### [Work instructions]
Copy every line with the string "яких" in it.

═══ Data supplied

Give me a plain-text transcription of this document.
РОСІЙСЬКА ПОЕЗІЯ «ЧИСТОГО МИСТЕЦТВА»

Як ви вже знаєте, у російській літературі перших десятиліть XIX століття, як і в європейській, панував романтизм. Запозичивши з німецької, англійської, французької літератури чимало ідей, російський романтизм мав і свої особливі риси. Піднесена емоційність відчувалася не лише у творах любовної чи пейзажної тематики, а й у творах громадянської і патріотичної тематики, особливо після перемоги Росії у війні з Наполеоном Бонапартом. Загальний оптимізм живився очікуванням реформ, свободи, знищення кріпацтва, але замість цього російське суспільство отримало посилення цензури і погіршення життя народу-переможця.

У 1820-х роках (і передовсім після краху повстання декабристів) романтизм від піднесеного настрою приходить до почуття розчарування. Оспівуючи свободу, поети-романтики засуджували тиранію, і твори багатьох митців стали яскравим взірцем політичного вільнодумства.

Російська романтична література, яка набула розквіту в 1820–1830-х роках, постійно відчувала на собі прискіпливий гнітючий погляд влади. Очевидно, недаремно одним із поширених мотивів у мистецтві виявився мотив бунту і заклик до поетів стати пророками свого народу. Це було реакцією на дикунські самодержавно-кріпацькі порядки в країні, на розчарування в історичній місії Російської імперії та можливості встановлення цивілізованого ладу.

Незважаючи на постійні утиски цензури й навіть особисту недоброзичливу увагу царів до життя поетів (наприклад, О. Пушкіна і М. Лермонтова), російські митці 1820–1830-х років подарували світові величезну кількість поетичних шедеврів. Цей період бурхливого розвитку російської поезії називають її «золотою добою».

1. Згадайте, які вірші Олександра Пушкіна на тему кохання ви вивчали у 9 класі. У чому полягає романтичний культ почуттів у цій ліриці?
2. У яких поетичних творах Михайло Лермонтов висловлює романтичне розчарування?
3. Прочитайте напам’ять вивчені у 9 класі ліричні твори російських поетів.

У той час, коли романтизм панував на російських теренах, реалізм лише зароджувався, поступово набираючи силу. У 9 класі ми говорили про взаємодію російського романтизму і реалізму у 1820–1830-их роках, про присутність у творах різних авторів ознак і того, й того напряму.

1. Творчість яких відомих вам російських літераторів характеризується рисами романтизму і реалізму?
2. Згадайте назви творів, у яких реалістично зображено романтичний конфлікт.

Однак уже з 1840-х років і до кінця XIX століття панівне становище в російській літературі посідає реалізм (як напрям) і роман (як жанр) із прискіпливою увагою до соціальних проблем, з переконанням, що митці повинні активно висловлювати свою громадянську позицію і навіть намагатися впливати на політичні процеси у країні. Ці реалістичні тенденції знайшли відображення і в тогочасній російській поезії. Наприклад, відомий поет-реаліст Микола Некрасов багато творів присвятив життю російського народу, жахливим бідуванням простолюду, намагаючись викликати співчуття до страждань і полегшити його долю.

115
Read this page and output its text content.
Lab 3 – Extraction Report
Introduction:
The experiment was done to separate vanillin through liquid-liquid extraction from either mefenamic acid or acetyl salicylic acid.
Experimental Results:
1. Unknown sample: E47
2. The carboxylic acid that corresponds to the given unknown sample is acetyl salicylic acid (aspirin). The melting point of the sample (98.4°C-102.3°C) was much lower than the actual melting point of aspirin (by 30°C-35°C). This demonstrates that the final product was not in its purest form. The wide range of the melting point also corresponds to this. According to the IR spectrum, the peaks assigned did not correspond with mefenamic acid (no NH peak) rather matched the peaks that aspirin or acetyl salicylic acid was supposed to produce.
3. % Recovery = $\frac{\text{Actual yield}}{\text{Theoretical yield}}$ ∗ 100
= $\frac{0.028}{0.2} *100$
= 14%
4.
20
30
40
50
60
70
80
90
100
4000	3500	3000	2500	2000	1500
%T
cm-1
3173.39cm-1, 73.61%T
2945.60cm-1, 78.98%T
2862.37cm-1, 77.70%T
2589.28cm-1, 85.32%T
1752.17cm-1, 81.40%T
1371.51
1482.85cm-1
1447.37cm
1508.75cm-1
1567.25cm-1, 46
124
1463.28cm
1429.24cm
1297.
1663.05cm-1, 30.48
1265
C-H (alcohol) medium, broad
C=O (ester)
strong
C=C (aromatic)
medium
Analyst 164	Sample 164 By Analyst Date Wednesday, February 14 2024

══════

### [Correct response]
2. У яких поетичних творах Михайло Лермонтов висловлює романтичне розчарування?
1. Творчість яких відомих вам російських літераторів характеризується рисами романтизму і реалізму?
2. Згадайте назви творів, у яких реалістично зображено романтичний конфлікт.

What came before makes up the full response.